> **LISTED ENTRIES**
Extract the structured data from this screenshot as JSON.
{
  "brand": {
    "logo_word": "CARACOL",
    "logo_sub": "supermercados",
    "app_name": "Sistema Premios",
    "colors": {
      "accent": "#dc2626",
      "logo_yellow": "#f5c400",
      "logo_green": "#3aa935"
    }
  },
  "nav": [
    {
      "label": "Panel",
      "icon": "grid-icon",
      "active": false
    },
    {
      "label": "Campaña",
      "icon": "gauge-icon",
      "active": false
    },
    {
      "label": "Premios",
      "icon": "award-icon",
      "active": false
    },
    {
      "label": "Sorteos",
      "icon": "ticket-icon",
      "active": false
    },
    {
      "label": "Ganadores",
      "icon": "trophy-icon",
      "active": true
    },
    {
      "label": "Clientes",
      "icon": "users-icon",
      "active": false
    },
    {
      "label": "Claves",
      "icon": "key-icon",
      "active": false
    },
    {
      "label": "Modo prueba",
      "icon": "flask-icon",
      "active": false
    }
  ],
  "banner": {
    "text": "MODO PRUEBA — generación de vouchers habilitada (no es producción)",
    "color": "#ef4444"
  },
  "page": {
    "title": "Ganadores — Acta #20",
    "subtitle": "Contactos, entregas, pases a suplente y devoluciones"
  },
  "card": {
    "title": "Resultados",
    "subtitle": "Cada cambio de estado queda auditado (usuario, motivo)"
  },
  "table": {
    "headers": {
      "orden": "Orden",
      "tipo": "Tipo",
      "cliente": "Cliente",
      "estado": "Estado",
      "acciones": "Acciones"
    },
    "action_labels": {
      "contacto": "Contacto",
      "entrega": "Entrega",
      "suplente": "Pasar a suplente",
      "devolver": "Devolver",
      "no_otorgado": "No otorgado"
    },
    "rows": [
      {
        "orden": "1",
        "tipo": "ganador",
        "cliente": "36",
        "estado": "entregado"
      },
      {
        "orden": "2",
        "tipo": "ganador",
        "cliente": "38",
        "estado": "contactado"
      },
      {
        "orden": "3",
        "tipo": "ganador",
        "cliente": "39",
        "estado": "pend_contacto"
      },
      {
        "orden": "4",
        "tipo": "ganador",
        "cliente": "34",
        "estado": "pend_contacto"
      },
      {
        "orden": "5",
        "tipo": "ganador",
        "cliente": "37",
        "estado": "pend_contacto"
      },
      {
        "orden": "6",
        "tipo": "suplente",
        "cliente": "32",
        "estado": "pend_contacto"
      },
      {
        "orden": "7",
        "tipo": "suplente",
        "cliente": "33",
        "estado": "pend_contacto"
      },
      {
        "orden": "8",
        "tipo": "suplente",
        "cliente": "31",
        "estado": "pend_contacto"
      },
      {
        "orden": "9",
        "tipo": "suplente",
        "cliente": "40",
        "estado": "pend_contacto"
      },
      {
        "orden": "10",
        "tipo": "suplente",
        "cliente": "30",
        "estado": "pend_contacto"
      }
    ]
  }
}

> **WHAT THE EXERCISE ASKS**
In the records above, find each line that holds the word "icon"; copy all such lines.

> **RESULT FOR THIS EXERCISE**
      "icon": "grid-icon",
      "icon": "gauge-icon",
      "icon": "award-icon",
      "icon": "ticket-icon",
      "icon": "trophy-icon",
      "icon": "users-icon",
      "icon": "key-icon",
      "icon": "flask-icon",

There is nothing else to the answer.